SUPPLIED MATERIAL:
::::::
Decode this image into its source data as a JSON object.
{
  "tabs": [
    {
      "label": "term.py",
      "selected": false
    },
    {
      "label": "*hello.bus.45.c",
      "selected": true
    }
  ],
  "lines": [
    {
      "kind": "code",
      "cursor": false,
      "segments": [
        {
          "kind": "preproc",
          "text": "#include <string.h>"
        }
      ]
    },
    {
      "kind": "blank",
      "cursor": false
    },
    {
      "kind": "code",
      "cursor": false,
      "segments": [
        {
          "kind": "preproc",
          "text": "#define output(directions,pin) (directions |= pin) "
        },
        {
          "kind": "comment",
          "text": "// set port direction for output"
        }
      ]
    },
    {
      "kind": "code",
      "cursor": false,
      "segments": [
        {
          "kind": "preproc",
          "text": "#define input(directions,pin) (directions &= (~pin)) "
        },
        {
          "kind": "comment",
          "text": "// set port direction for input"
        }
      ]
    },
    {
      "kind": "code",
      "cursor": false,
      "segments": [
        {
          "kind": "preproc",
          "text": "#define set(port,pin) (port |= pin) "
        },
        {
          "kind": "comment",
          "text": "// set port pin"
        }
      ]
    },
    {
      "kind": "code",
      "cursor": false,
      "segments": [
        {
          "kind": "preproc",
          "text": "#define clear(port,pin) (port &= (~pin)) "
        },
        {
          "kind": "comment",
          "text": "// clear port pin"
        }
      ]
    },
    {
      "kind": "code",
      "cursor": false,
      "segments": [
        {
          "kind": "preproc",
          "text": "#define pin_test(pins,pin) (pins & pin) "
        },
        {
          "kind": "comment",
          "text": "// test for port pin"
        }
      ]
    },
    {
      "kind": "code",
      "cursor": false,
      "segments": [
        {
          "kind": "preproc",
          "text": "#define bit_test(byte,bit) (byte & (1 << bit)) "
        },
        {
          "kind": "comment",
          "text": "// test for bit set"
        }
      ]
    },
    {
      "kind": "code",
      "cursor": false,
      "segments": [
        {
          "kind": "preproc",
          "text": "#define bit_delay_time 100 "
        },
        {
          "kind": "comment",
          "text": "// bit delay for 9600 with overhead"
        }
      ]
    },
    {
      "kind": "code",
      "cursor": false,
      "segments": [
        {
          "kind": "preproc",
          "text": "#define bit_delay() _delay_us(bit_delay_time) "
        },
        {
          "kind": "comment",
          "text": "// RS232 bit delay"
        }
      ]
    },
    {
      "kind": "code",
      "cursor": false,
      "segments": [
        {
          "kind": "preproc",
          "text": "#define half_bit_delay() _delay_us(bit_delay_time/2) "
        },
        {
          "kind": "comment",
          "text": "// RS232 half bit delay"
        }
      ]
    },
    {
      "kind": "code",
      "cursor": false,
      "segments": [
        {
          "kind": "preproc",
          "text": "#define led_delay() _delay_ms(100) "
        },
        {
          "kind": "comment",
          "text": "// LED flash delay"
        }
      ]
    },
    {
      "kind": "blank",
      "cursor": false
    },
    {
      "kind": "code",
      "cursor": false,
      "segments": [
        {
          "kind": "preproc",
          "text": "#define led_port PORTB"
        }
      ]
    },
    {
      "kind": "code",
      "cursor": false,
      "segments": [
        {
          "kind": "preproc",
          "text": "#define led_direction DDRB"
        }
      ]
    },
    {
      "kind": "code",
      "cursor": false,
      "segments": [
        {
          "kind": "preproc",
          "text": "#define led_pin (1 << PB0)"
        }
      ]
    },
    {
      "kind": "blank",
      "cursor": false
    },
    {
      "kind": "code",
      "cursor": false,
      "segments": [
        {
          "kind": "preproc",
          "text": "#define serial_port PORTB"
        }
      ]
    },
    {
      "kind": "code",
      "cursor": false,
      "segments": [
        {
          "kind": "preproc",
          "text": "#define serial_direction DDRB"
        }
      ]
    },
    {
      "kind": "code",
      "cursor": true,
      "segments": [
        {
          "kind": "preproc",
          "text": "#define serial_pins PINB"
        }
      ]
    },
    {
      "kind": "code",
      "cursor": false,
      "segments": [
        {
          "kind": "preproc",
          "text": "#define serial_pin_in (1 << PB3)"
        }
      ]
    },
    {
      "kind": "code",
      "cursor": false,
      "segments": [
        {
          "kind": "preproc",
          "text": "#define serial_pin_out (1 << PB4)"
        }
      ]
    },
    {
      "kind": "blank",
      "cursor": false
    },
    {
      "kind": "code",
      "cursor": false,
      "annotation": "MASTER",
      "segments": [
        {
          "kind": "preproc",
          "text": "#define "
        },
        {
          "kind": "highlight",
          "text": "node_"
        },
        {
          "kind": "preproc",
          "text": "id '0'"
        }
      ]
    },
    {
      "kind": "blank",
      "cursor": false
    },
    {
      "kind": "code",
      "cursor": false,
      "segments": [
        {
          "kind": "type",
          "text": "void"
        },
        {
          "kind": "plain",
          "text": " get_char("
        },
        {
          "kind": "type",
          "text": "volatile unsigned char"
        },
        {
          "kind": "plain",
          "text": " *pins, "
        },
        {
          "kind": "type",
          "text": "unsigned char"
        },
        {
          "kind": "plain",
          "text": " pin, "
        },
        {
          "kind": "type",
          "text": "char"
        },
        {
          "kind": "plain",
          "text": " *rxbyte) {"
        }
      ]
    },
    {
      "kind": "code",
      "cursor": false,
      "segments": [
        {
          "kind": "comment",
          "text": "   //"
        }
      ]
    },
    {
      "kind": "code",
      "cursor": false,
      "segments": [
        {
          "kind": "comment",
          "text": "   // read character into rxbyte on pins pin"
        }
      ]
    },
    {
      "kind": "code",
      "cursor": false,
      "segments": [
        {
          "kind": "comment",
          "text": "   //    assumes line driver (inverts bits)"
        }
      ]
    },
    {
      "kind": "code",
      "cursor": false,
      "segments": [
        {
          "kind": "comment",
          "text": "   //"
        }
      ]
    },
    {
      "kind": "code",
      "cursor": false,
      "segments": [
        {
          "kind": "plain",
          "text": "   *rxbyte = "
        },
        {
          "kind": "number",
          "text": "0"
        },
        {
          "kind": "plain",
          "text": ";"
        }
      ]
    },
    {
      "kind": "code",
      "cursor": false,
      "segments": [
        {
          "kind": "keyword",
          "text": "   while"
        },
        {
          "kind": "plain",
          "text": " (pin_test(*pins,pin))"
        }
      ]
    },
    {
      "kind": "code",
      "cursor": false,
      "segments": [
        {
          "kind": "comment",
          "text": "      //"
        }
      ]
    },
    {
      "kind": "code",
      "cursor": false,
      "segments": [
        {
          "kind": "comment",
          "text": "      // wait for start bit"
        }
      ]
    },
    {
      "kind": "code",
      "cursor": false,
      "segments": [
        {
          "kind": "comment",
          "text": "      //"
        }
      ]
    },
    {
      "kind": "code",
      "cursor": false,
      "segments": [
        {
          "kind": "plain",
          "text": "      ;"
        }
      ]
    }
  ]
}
::::::
TASK INSTRUCTIONS: Scan the material above for the string "input" and report each line where you find it.

ANSWER TO THIS PROBLEM:
          "text": "#define input(directions,pin) (directions &= (~pin)) "
          "text": "// set port direction for input"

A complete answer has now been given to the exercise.